### DOCUMENT SEGMENT
2

I need to include in my C code a POSIX ERE regex compiler/executer. I settled on the native regex.h library with something that looks like the following:

#include <regex.h>

bool
match_posix_regex(const char *pattern, const char *str){
    regex_t regex;
    int reti;

    reti = regcomp(&regex, pattern, REG_EXTENDED);
    if(reti){
        printf("Could not compile the regex\n");
        return false;
    }

    reti = regexec(&regex, str, 0, NULL, 0);
    if(!reti){
        return true;
    }

    else if (reti == REG_NOMATCH){
        return false;
    }

    else{
        printf("ERROR in regex execution\n");
        return false;
    }
}

It came to my attention that this implementation includes support for back-referencing. It is my understanding that POSIX ERE standards do not support back-referencing, however many implementations of these standards do. Looking at the regex.h docs it doesn't seem like I'll be able to disable this feature.

### SHORT PROBLEM A
In the regex post, which flag does the code pass to regcomp when compiling the pattern?

### EXERCISE INPUT
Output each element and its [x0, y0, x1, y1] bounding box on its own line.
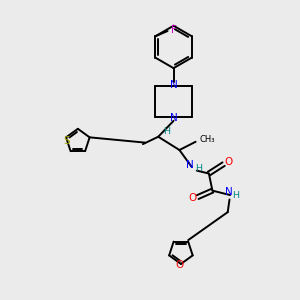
Text: N: N — [170, 80, 177, 90]
Text: O: O — [176, 260, 184, 270]
Text: N: N — [170, 113, 177, 123]
Text: H: H — [195, 164, 202, 173]
Text: O: O — [189, 193, 197, 203]
Text: O: O — [224, 157, 233, 167]
Text: CH₃: CH₃ — [199, 135, 215, 144]
Text: N: N — [225, 187, 232, 197]
Text: H: H — [163, 127, 170, 136]
Text: H: H — [232, 191, 239, 200]
Text: N: N — [187, 160, 194, 170]
Text: F: F — [170, 25, 176, 35]
Text: S: S — [63, 136, 70, 146]
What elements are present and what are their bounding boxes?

### SHORT PROBLEM B
Echo the records from their start up to and including the line with "Text: F: F — [170, 25, 176, 35]", leaving out any pictures.

### EXERCISE RESULT A
REG_EXTENDED

### EXERCISE RESULT B
Output each element and its [x0, y0, x1, y1] bounding box on its own line.
Text: N: N — [170, 80, 177, 90]
Text: O: O — [176, 260, 184, 270]
Text: N: N — [170, 113, 177, 123]
Text: H: H — [195, 164, 202, 173]
Text: O: O — [189, 193, 197, 203]
Text: O: O — [224, 157, 233, 167]
Text: CH₃: CH₃ — [199, 135, 215, 144]
Text: N: N — [225, 187, 232, 197]
Text: H: H — [163, 127, 170, 136]
Text: H: H — [232, 191, 239, 200]
Text: N: N — [187, 160, 194, 170]
Text: F: F — [170, 25, 176, 35]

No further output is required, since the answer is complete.